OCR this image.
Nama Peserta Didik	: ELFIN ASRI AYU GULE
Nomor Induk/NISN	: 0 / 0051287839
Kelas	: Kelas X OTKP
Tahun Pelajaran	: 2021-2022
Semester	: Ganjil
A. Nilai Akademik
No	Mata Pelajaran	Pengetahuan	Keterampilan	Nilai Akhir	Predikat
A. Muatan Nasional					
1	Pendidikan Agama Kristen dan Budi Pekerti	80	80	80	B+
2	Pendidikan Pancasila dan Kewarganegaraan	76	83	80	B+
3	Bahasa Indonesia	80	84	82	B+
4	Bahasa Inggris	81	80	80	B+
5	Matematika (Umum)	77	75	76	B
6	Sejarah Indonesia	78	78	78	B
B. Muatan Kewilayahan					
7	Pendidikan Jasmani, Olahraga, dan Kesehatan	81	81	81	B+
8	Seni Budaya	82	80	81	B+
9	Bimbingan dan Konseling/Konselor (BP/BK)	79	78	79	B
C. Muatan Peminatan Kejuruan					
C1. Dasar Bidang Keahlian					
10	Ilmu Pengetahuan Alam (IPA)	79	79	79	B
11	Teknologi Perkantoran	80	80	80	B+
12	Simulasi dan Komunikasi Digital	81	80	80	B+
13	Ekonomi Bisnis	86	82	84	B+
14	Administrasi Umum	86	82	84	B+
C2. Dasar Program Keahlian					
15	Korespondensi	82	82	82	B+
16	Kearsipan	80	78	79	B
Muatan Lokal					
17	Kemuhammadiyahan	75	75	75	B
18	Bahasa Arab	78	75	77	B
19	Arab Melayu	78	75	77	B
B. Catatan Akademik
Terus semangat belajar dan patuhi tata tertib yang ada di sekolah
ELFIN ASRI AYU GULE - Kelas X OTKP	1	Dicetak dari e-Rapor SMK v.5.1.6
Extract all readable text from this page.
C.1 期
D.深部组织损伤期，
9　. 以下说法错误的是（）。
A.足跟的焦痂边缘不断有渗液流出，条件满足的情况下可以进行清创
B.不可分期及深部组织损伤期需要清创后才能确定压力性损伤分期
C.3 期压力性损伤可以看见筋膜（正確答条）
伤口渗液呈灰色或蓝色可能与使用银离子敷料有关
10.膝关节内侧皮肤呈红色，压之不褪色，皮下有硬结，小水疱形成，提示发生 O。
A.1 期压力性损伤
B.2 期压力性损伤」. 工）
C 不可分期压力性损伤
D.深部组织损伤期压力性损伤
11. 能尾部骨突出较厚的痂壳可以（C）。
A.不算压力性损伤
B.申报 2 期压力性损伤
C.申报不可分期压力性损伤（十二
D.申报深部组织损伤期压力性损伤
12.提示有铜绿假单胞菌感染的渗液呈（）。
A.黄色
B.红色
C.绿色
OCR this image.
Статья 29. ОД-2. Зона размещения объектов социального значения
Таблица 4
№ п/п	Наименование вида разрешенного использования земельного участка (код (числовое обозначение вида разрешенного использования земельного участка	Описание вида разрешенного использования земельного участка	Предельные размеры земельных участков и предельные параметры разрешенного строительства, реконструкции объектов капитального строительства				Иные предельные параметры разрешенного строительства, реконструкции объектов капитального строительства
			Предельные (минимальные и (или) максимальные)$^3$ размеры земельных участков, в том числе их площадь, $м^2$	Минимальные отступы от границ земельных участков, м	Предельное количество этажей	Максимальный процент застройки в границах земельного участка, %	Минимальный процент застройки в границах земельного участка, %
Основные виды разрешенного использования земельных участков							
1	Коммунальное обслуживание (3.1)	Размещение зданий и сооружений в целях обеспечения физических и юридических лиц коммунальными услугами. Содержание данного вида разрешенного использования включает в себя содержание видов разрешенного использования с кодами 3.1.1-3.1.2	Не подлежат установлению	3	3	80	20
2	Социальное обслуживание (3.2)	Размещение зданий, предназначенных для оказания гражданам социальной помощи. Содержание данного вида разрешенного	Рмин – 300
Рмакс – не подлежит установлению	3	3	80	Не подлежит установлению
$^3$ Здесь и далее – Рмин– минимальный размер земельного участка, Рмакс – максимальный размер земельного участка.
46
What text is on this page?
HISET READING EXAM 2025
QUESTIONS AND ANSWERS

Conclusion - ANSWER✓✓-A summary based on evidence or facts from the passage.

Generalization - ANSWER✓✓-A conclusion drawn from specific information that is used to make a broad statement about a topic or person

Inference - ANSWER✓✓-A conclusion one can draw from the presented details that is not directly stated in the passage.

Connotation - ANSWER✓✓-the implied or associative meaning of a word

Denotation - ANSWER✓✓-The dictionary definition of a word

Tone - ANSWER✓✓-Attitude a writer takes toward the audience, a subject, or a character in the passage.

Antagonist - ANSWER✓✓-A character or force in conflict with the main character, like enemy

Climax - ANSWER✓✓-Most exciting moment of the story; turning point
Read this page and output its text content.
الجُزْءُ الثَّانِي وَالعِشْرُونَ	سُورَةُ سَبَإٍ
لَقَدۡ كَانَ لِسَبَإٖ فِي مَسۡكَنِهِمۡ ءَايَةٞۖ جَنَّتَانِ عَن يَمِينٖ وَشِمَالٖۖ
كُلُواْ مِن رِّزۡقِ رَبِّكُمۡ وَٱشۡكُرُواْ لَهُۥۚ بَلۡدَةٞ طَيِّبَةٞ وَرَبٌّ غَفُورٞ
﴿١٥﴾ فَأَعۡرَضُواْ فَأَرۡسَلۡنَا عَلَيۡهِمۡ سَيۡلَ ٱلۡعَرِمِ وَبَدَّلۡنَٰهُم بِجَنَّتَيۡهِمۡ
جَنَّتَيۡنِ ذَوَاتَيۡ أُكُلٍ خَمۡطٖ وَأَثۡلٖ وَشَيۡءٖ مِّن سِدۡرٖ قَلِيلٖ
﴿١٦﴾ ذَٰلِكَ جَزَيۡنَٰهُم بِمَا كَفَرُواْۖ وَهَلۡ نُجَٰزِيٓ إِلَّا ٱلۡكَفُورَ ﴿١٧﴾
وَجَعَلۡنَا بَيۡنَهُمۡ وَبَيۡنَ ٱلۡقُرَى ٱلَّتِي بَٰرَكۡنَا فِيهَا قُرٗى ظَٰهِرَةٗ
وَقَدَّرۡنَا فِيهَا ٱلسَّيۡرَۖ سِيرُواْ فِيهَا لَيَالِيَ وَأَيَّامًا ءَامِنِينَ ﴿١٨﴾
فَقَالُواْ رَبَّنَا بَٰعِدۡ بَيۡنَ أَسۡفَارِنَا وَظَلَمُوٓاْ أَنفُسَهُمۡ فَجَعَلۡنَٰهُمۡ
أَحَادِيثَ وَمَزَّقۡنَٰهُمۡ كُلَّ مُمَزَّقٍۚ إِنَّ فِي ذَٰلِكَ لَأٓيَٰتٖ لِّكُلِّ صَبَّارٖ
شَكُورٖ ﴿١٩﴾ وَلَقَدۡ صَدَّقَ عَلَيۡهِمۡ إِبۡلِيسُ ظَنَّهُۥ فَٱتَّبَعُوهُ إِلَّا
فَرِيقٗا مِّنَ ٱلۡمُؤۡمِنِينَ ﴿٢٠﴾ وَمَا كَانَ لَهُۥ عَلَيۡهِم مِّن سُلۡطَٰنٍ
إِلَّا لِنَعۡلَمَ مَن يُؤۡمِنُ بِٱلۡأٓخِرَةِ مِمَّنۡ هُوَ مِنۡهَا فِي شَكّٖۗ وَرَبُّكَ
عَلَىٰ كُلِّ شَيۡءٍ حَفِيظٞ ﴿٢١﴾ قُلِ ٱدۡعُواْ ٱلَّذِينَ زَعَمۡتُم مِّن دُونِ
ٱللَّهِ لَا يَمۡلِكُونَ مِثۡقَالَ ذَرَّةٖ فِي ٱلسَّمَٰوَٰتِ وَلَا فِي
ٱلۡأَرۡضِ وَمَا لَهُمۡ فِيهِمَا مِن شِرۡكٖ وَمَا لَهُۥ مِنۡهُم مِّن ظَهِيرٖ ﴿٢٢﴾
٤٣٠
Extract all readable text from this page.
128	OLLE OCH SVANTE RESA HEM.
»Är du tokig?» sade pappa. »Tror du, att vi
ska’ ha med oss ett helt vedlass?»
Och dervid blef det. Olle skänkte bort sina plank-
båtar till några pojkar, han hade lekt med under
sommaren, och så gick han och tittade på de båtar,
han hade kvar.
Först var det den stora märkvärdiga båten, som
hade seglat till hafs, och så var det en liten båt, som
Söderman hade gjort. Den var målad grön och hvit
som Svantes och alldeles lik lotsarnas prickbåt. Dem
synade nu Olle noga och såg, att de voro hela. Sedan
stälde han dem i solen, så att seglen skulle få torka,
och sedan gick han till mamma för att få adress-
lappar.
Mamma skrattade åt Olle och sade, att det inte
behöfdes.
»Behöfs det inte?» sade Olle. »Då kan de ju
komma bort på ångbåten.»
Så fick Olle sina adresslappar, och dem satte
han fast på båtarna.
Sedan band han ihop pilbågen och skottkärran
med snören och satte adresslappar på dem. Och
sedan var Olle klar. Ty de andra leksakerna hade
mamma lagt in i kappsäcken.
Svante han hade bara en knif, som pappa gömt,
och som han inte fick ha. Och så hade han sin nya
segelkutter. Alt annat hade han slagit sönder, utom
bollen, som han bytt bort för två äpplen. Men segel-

■ Instructions to follow: Isolate the lines that hold the word "gick" and copy all of them.

■ Answer to this exercise:
sommaren, och så gick han och tittade på de båtar,
och sedan gick han till mamma för att få adress-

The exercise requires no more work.